### Exercise task
Repeat the whole of the data, keeping every detail the same.
——
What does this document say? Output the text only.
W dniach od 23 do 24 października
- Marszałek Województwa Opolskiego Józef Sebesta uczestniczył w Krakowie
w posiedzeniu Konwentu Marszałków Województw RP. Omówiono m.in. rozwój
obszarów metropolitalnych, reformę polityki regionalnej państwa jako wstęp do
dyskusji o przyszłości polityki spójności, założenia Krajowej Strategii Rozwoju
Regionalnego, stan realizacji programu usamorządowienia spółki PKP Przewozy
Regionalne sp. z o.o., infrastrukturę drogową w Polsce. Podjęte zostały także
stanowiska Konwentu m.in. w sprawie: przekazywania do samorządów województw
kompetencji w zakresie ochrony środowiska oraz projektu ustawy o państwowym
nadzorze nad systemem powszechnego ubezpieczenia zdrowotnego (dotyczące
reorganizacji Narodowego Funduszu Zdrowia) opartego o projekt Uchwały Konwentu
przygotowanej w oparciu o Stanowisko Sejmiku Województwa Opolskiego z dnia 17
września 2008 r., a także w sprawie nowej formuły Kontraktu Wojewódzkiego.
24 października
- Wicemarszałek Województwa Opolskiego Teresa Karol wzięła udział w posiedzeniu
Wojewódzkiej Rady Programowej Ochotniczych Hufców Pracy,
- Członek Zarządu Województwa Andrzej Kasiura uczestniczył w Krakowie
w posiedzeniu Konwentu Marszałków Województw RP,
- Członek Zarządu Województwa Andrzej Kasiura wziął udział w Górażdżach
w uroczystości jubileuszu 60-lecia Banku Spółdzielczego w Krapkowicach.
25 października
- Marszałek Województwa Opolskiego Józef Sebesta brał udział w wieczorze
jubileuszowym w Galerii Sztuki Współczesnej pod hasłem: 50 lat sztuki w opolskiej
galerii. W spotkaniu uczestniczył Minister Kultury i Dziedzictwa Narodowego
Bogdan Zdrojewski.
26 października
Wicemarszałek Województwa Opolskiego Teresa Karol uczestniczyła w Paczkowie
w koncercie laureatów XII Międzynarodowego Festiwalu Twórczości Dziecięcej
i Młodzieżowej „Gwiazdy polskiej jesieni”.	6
——
### Result for this exercise
What does this document say? Output the text only.
W dniach od 23 do 24 października
- Marszałek Województwa Opolskiego Józef Sebesta uczestniczył w Krakowie
w posiedzeniu Konwentu Marszałków Województw RP. Omówiono m.in. rozwój
obszarów metropolitalnych, reformę polityki regionalnej państwa jako wstęp do
dyskusji o przyszłości polityki spójności, założenia Krajowej Strategii Rozwoju
Regionalnego, stan realizacji programu usamorządowienia spółki PKP Przewozy
Regionalne sp. z o.o., infrastrukturę drogową w Polsce. Podjęte zostały także
stanowiska Konwentu m.in. w sprawie: przekazywania do samorządów województw
kompetencji w zakresie ochrony środowiska oraz projektu ustawy o państwowym
nadzorze nad systemem powszechnego ubezpieczenia zdrowotnego (dotyczące
reorganizacji Narodowego Funduszu Zdrowia) opartego o projekt Uchwały Konwentu
przygotowanej w oparciu o Stanowisko Sejmiku Województwa Opolskiego z dnia 17
września 2008 r., a także w sprawie nowej formuły Kontraktu Wojewódzkiego.
24 października
- Wicemarszałek Województwa Opolskiego Teresa Karol wzięła udział w posiedzeniu
Wojewódzkiej Rady Programowej Ochotniczych Hufców Pracy,
- Członek Zarządu Województwa Andrzej Kasiura uczestniczył w Krakowie
w posiedzeniu Konwentu Marszałków Województw RP,
- Członek Zarządu Województwa Andrzej Kasiura wziął udział w Górażdżach
w uroczystości jubileuszu 60-lecia Banku Spółdzielczego w Krapkowicach.
25 października
- Marszałek Województwa Opolskiego Józef Sebesta brał udział w wieczorze
jubileuszowym w Galerii Sztuki Współczesnej pod hasłem: 50 lat sztuki w opolskiej
galerii. W spotkaniu uczestniczył Minister Kultury i Dziedzictwa Narodowego
Bogdan Zdrojewski.
26 października
Wicemarszałek Województwa Opolskiego Teresa Karol uczestniczyła w Paczkowie
w koncercie laureatów XII Międzynarodowego Festiwalu Twórczości Dziecięcej
i Młodzieżowej „Gwiazdy polskiej jesieni”.	6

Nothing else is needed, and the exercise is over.